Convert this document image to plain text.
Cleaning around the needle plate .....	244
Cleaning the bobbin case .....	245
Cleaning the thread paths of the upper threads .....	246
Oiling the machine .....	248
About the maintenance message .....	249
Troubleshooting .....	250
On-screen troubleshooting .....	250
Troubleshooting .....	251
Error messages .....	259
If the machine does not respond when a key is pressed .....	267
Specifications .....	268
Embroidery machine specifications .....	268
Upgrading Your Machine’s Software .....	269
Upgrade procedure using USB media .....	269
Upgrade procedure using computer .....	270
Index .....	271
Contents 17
···
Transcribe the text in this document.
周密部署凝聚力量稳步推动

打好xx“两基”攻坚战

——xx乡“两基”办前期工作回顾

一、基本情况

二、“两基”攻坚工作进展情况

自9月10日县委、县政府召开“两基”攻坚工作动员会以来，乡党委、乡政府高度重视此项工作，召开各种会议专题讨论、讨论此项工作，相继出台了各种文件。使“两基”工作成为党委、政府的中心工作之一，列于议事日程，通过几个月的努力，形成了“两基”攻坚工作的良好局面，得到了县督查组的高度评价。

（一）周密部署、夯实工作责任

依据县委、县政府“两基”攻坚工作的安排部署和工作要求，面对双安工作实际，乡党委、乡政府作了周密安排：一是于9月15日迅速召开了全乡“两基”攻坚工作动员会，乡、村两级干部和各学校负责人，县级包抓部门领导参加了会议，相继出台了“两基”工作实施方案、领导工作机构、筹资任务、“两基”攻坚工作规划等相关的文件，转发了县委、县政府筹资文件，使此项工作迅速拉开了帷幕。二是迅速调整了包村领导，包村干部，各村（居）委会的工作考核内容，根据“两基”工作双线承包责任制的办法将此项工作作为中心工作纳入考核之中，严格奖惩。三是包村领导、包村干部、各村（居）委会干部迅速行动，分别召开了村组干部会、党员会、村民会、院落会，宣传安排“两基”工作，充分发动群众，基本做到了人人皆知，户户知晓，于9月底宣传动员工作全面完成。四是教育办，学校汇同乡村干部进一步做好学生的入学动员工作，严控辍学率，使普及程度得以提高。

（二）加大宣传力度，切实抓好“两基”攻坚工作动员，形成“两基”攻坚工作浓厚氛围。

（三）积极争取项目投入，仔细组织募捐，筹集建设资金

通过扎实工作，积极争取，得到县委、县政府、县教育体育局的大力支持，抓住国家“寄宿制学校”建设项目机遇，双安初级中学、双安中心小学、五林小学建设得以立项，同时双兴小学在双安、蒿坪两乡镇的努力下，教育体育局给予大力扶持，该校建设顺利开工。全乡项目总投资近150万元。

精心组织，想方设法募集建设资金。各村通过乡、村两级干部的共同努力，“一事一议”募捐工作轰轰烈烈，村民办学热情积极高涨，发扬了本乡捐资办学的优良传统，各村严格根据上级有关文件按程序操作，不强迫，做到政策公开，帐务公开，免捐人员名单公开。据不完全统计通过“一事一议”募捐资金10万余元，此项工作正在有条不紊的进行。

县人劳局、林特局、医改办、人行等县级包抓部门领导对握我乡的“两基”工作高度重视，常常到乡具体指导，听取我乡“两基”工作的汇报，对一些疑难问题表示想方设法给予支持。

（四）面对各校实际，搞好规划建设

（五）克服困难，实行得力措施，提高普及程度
···
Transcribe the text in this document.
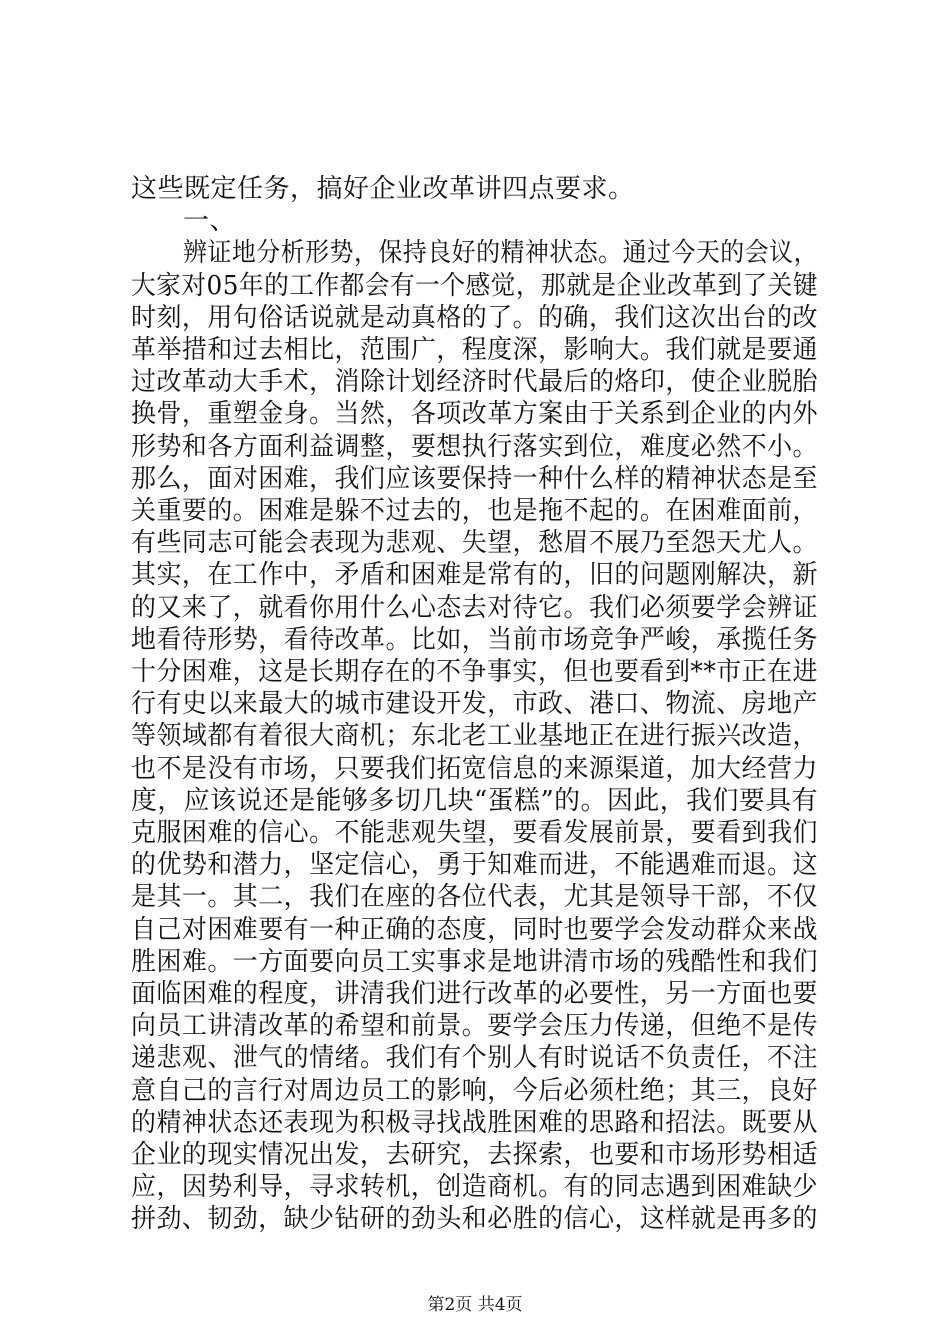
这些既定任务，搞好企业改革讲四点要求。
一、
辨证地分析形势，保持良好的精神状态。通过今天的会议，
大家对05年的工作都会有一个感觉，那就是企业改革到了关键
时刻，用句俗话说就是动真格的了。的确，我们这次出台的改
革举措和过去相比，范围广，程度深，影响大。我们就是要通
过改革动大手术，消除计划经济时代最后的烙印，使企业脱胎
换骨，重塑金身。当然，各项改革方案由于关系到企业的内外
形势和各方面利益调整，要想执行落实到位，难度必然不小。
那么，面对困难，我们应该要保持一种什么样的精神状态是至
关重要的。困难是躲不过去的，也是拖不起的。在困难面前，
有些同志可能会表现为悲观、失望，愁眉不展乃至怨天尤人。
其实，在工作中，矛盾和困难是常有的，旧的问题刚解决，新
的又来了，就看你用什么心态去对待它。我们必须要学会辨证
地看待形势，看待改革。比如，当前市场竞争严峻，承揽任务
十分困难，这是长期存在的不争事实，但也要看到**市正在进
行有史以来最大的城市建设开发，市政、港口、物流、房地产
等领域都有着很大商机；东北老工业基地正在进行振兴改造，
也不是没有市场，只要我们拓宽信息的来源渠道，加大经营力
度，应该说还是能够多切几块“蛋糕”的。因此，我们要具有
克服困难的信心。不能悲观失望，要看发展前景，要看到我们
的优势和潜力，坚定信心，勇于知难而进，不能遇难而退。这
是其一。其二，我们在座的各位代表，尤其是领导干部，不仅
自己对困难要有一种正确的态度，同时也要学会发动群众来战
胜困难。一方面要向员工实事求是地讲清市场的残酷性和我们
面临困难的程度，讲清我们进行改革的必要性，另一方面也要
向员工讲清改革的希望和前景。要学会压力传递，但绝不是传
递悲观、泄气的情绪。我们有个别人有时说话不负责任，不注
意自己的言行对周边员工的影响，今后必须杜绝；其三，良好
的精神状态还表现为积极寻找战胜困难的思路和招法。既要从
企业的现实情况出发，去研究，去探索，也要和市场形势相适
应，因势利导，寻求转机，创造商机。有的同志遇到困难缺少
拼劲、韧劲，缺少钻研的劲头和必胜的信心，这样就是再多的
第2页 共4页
···
◆ INSTRUCTION
Only a number is wanted: how many lines contain "procedure"?

◆ RESULT
2